Dataset excerpts:
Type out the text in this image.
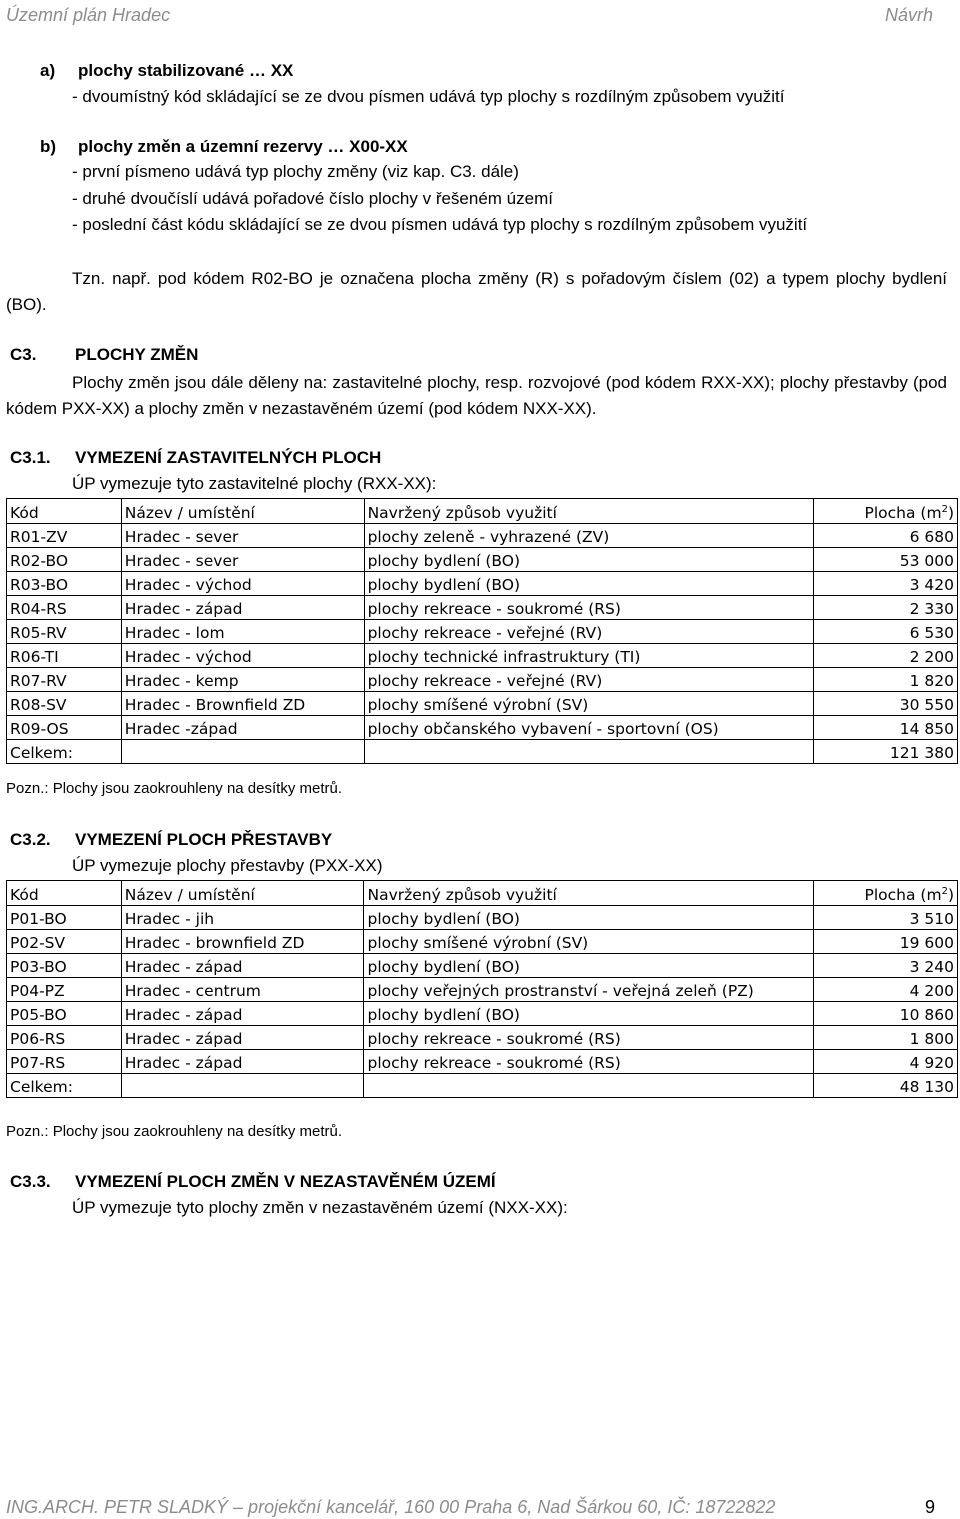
Územní plán Hradec	Návrh
a) plochy stabilizované … XX
- dvoumístný kód skládající se ze dvou písmen udává typ plochy s rozdílným způsobem využití
b) plochy změn a územní rezervy … X00-XX
- první písmeno udává typ plochy změny (viz kap. C3. dále)
- druhé dvoučíslí udává pořadové číslo plochy v řešeném území
- poslední část kódu skládající se ze dvou písmen udává typ plochy s rozdílným způsobem využití
Tzn. např. pod kódem R02-BO je označena plocha změny (R) s pořadovým číslem (02) a typem plochy bydlení (BO).
C3. PLOCHY ZMĚN
Plochy změn jsou dále děleny na: zastavitelné plochy, resp. rozvojové (pod kódem RXX-XX); plochy přestavby (pod kódem PXX-XX) a plochy změn v nezastavěném území (pod kódem NXX-XX).
C3.1. VYMEZENÍ ZASTAVITELNÝCH PLOCH
ÚP vymezuje tyto zastavitelné plochy (RXX-XX):
Kód	Název / umístění	Navržený způsob využití	Plocha $(m^2)$
R01-ZV	Hradec - sever	plochy zeleně - vyhrazené (ZV)	6 680
R02-BO	Hradec - sever	plochy bydlení (BO)	53 000
R03-BO	Hradec - východ	plochy bydlení (BO)	3 420
R04-RS	Hradec - západ	plochy rekreace - soukromé (RS)	2 330
R05-RV	Hradec - lom	plochy rekreace - veřejné (RV)	6 530
R06-TI	Hradec - východ	plochy technické infrastruktury (TI)	2 200
R07-RV	Hradec - kemp	plochy rekreace - veřejné (RV)	1 820
R08-SV	Hradec - Brownfield ZD	plochy smíšené výrobní (SV)	30 550
R09-OS	Hradec -západ	plochy občanského vybavení - sportovní (OS)	14 850
Celkem:			121 380
Pozn.: Plochy jsou zaokrouhleny na desítky metrů.
C3.2. VYMEZENÍ PLOCH PŘESTAVBY
ÚP vymezuje plochy přestavby (PXX-XX)
Kód	Název / umístění	Navržený způsob využití	Plocha $(m^2)$
P01-BO	Hradec - jih	plochy bydlení (BO)	3 510
P02-SV	Hradec - brownfield ZD	plochy smíšené výrobní (SV)	19 600
P03-BO	Hradec - západ	plochy bydlení (BO)	3 240
P04-PZ	Hradec - centrum	plochy veřejných prostranství - veřejná zeleň (PZ)	4 200
P05-BO	Hradec - západ	plochy bydlení (BO)	10 860
P06-RS	Hradec - západ	plochy rekreace - soukromé (RS)	1 800
P07-RS	Hradec - západ	plochy rekreace - soukromé (RS)	4 920
Celkem:			48 130
Pozn.: Plochy jsou zaokrouhleny na desítky metrů.
C3.3. VYMEZENÍ PLOCH ZMĚN V NEZASTAVĚNÉM ÚZEMÍ
ÚP vymezuje tyto plochy změn v nezastavěném území (NXX-XX):
ING.ARCH. PETR SLADKÝ – projekční kancelář, 160 00 Praha 6, Nad Šárkou 60, IČ: 18722822	9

What you are asked to do:
All of the data needs repeating exactly, but the pictures do not.

Exercise response:
Type out the text in this image.
Územní plán Hradec	Návrh
a) plochy stabilizované … XX
- dvoumístný kód skládající se ze dvou písmen udává typ plochy s rozdílným způsobem využití
b) plochy změn a územní rezervy … X00-XX
- první písmeno udává typ plochy změny (viz kap. C3. dále)
- druhé dvoučíslí udává pořadové číslo plochy v řešeném území
- poslední část kódu skládající se ze dvou písmen udává typ plochy s rozdílným způsobem využití
Tzn. např. pod kódem R02-BO je označena plocha změny (R) s pořadovým číslem (02) a typem plochy bydlení (BO).
C3. PLOCHY ZMĚN
Plochy změn jsou dále děleny na: zastavitelné plochy, resp. rozvojové (pod kódem RXX-XX); plochy přestavby (pod kódem PXX-XX) a plochy změn v nezastavěném území (pod kódem NXX-XX).
C3.1. VYMEZENÍ ZASTAVITELNÝCH PLOCH
ÚP vymezuje tyto zastavitelné plochy (RXX-XX):
Kód	Název / umístění	Navržený způsob využití	Plocha $(m^2)$
R01-ZV	Hradec - sever	plochy zeleně - vyhrazené (ZV)	6 680
R02-BO	Hradec - sever	plochy bydlení (BO)	53 000
R03-BO	Hradec - východ	plochy bydlení (BO)	3 420
R04-RS	Hradec - západ	plochy rekreace - soukromé (RS)	2 330
R05-RV	Hradec - lom	plochy rekreace - veřejné (RV)	6 530
R06-TI	Hradec - východ	plochy technické infrastruktury (TI)	2 200
R07-RV	Hradec - kemp	plochy rekreace - veřejné (RV)	1 820
R08-SV	Hradec - Brownfield ZD	plochy smíšené výrobní (SV)	30 550
R09-OS	Hradec -západ	plochy občanského vybavení - sportovní (OS)	14 850
Celkem:			121 380
Pozn.: Plochy jsou zaokrouhleny na desítky metrů.
C3.2. VYMEZENÍ PLOCH PŘESTAVBY
ÚP vymezuje plochy přestavby (PXX-XX)
Kód	Název / umístění	Navržený způsob využití	Plocha $(m^2)$
P01-BO	Hradec - jih	plochy bydlení (BO)	3 510
P02-SV	Hradec - brownfield ZD	plochy smíšené výrobní (SV)	19 600
P03-BO	Hradec - západ	plochy bydlení (BO)	3 240
P04-PZ	Hradec - centrum	plochy veřejných prostranství - veřejná zeleň (PZ)	4 200
P05-BO	Hradec - západ	plochy bydlení (BO)	10 860
P06-RS	Hradec - západ	plochy rekreace - soukromé (RS)	1 800
P07-RS	Hradec - západ	plochy rekreace - soukromé (RS)	4 920
Celkem:			48 130
Pozn.: Plochy jsou zaokrouhleny na desítky metrů.
C3.3. VYMEZENÍ PLOCH ZMĚN V NEZASTAVĚNÉM ÚZEMÍ
ÚP vymezuje tyto plochy změn v nezastavěném území (NXX-XX):
ING.ARCH. PETR SLADKÝ – projekční kancelář, 160 00 Praha 6, Nad Šárkou 60, IČ: 18722822	9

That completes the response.